Extracted material:
"""
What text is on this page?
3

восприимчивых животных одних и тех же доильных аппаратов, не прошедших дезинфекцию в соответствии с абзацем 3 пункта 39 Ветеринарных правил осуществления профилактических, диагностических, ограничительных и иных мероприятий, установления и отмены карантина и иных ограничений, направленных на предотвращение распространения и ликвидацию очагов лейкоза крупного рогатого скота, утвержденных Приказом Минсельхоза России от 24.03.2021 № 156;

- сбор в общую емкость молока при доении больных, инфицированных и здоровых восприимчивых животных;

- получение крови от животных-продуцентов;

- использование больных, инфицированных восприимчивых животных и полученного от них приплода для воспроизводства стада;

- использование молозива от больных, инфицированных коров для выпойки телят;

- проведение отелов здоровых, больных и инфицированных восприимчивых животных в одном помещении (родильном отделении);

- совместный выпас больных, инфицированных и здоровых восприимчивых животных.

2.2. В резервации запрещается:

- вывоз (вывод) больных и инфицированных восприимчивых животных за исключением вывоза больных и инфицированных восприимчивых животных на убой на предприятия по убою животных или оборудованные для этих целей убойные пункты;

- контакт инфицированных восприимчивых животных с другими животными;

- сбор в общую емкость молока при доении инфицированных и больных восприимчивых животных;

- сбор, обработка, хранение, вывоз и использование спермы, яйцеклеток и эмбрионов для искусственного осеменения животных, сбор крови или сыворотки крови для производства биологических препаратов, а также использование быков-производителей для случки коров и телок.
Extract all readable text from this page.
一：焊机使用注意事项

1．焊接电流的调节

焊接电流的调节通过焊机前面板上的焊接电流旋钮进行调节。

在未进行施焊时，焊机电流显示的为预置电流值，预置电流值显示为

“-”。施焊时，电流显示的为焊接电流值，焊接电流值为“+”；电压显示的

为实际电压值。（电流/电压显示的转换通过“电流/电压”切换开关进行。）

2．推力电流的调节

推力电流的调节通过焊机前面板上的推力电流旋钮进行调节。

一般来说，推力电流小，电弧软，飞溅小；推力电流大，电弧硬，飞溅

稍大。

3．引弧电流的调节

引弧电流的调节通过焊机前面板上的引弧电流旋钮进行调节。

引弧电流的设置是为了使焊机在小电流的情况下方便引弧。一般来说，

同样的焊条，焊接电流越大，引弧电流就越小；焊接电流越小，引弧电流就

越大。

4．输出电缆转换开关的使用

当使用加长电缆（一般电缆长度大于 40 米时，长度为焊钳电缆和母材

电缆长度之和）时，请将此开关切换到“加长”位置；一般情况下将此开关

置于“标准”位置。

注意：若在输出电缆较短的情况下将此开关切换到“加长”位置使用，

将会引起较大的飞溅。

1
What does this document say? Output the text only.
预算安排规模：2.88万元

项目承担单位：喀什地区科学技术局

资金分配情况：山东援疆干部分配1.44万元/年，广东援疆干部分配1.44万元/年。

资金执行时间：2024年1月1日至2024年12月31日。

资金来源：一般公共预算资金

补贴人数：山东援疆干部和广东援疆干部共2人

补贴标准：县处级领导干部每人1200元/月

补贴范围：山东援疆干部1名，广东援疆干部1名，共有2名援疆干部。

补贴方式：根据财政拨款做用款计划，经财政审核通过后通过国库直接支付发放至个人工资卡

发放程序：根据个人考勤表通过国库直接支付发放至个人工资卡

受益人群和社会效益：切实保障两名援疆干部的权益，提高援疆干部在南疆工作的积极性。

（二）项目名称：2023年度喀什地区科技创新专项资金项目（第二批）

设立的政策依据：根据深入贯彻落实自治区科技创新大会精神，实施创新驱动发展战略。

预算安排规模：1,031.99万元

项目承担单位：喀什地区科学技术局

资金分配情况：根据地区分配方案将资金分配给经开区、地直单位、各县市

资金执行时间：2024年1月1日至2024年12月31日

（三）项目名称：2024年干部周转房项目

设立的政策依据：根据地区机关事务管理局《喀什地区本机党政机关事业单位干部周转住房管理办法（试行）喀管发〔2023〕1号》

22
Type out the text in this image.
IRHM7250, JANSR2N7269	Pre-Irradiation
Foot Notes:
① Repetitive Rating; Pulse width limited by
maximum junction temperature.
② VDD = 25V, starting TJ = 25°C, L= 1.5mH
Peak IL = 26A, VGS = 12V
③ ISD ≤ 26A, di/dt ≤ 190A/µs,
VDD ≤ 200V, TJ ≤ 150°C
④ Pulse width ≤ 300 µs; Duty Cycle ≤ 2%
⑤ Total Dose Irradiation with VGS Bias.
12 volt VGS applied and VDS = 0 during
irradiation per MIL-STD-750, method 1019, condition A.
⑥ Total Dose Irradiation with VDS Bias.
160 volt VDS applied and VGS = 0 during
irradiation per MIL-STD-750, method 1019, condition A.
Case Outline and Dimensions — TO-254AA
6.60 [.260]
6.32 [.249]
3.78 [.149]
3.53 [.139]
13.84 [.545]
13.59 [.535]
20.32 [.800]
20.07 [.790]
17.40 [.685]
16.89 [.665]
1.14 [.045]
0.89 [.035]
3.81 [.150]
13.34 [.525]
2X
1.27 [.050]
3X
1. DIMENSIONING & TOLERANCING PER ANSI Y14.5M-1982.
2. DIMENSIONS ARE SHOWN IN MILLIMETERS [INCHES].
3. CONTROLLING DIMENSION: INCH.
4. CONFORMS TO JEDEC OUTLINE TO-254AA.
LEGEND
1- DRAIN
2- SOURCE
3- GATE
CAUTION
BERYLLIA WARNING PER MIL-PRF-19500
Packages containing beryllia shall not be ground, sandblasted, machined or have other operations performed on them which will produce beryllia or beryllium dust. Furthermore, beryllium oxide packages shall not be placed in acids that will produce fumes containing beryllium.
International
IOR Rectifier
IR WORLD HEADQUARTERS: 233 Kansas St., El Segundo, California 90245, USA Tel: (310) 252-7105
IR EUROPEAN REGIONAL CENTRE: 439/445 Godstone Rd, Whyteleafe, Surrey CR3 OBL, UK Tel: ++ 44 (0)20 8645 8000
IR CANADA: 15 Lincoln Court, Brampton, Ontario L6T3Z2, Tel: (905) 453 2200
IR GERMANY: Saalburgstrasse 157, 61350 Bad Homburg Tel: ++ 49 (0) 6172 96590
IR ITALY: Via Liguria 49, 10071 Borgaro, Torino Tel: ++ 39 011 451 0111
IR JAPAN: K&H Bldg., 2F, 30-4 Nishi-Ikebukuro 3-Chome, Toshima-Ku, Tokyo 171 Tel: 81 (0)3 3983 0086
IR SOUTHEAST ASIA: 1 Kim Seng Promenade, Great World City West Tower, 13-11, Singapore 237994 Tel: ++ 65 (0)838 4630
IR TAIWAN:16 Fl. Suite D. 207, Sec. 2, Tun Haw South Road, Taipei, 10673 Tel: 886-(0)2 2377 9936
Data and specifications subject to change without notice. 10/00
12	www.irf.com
"""
Your goal: Return all the data above once more, precisely as given.

Result of this exercise:
What text is on this page?
3

восприимчивых животных одних и тех же доильных аппаратов, не прошедших дезинфекцию в соответствии с абзацем 3 пункта 39 Ветеринарных правил осуществления профилактических, диагностических, ограничительных и иных мероприятий, установления и отмены карантина и иных ограничений, направленных на предотвращение распространения и ликвидацию очагов лейкоза крупного рогатого скота, утвержденных Приказом Минсельхоза России от 24.03.2021 № 156;

- сбор в общую емкость молока при доении больных, инфицированных и здоровых восприимчивых животных;

- получение крови от животных-продуцентов;

- использование больных, инфицированных восприимчивых животных и полученного от них приплода для воспроизводства стада;

- использование молозива от больных, инфицированных коров для выпойки телят;

- проведение отелов здоровых, больных и инфицированных восприимчивых животных в одном помещении (родильном отделении);

- совместный выпас больных, инфицированных и здоровых восприимчивых животных.

2.2. В резервации запрещается:

- вывоз (вывод) больных и инфицированных восприимчивых животных за исключением вывоза больных и инфицированных восприимчивых животных на убой на предприятия по убою животных или оборудованные для этих целей убойные пункты;

- контакт инфицированных восприимчивых животных с другими животными;

- сбор в общую емкость молока при доении инфицированных и больных восприимчивых животных;

- сбор, обработка, хранение, вывоз и использование спермы, яйцеклеток и эмбрионов для искусственного осеменения животных, сбор крови или сыворотки крови для производства биологических препаратов, а также использование быков-производителей для случки коров и телок.
Extract all readable text from this page.
一：焊机使用注意事项

1．焊接电流的调节

焊接电流的调节通过焊机前面板上的焊接电流旋钮进行调节。

在未进行施焊时，焊机电流显示的为预置电流值，预置电流值显示为

“-”。施焊时，电流显示的为焊接电流值，焊接电流值为“+”；电压显示的

为实际电压值。（电流/电压显示的转换通过“电流/电压”切换开关进行。）

2．推力电流的调节

推力电流的调节通过焊机前面板上的推力电流旋钮进行调节。

一般来说，推力电流小，电弧软，飞溅小；推力电流大，电弧硬，飞溅

稍大。

3．引弧电流的调节

引弧电流的调节通过焊机前面板上的引弧电流旋钮进行调节。

引弧电流的设置是为了使焊机在小电流的情况下方便引弧。一般来说，

同样的焊条，焊接电流越大，引弧电流就越小；焊接电流越小，引弧电流就

越大。

4．输出电缆转换开关的使用

当使用加长电缆（一般电缆长度大于 40 米时，长度为焊钳电缆和母材

电缆长度之和）时，请将此开关切换到“加长”位置；一般情况下将此开关

置于“标准”位置。

注意：若在输出电缆较短的情况下将此开关切换到“加长”位置使用，

将会引起较大的飞溅。

1
What does this document say? Output the text only.
预算安排规模：2.88万元

项目承担单位：喀什地区科学技术局

资金分配情况：山东援疆干部分配1.44万元/年，广东援疆干部分配1.44万元/年。

资金执行时间：2024年1月1日至2024年12月31日。

资金来源：一般公共预算资金

补贴人数：山东援疆干部和广东援疆干部共2人

补贴标准：县处级领导干部每人1200元/月

补贴范围：山东援疆干部1名，广东援疆干部1名，共有2名援疆干部。

补贴方式：根据财政拨款做用款计划，经财政审核通过后通过国库直接支付发放至个人工资卡

发放程序：根据个人考勤表通过国库直接支付发放至个人工资卡

受益人群和社会效益：切实保障两名援疆干部的权益，提高援疆干部在南疆工作的积极性。

（二）项目名称：2023年度喀什地区科技创新专项资金项目（第二批）

设立的政策依据：根据深入贯彻落实自治区科技创新大会精神，实施创新驱动发展战略。

预算安排规模：1,031.99万元

项目承担单位：喀什地区科学技术局

资金分配情况：根据地区分配方案将资金分配给经开区、地直单位、各县市

资金执行时间：2024年1月1日至2024年12月31日

（三）项目名称：2024年干部周转房项目

设立的政策依据：根据地区机关事务管理局《喀什地区本机党政机关事业单位干部周转住房管理办法（试行）喀管发〔2023〕1号》

22
Type out the text in this image.
IRHM7250, JANSR2N7269	Pre-Irradiation
Foot Notes:
① Repetitive Rating; Pulse width limited by
maximum junction temperature.
② VDD = 25V, starting TJ = 25°C, L= 1.5mH
Peak IL = 26A, VGS = 12V
③ ISD ≤ 26A, di/dt ≤ 190A/µs,
VDD ≤ 200V, TJ ≤ 150°C
④ Pulse width ≤ 300 µs; Duty Cycle ≤ 2%
⑤ Total Dose Irradiation with VGS Bias.
12 volt VGS applied and VDS = 0 during
irradiation per MIL-STD-750, method 1019, condition A.
⑥ Total Dose Irradiation with VDS Bias.
160 volt VDS applied and VGS = 0 during
irradiation per MIL-STD-750, method 1019, condition A.
Case Outline and Dimensions — TO-254AA
6.60 [.260]
6.32 [.249]
3.78 [.149]
3.53 [.139]
13.84 [.545]
13.59 [.535]
20.32 [.800]
20.07 [.790]
17.40 [.685]
16.89 [.665]
1.14 [.045]
0.89 [.035]
3.81 [.150]
13.34 [.525]
2X
1.27 [.050]
3X
1. DIMENSIONING & TOLERANCING PER ANSI Y14.5M-1982.
2. DIMENSIONS ARE SHOWN IN MILLIMETERS [INCHES].
3. CONTROLLING DIMENSION: INCH.
4. CONFORMS TO JEDEC OUTLINE TO-254AA.
LEGEND
1- DRAIN
2- SOURCE
3- GATE
CAUTION
BERYLLIA WARNING PER MIL-PRF-19500
Packages containing beryllia shall not be ground, sandblasted, machined or have other operations performed on them which will produce beryllia or beryllium dust. Furthermore, beryllium oxide packages shall not be placed in acids that will produce fumes containing beryllium.
International
IOR Rectifier
IR WORLD HEADQUARTERS: 233 Kansas St., El Segundo, California 90245, USA Tel: (310) 252-7105
IR EUROPEAN REGIONAL CENTRE: 439/445 Godstone Rd, Whyteleafe, Surrey CR3 OBL, UK Tel: ++ 44 (0)20 8645 8000
IR CANADA: 15 Lincoln Court, Brampton, Ontario L6T3Z2, Tel: (905) 453 2200
IR GERMANY: Saalburgstrasse 157, 61350 Bad Homburg Tel: ++ 49 (0) 6172 96590
IR ITALY: Via Liguria 49, 10071 Borgaro, Torino Tel: ++ 39 011 451 0111
IR JAPAN: K&H Bldg., 2F, 30-4 Nishi-Ikebukuro 3-Chome, Toshima-Ku, Tokyo 171 Tel: 81 (0)3 3983 0086
IR SOUTHEAST ASIA: 1 Kim Seng Promenade, Great World City West Tower, 13-11, Singapore 237994 Tel: ++ 65 (0)838 4630
IR TAIWAN:16 Fl. Suite D. 207, Sec. 2, Tun Haw South Road, Taipei, 10673 Tel: 886-(0)2 2377 9936
Data and specifications subject to change without notice. 10/00
12	www.irf.com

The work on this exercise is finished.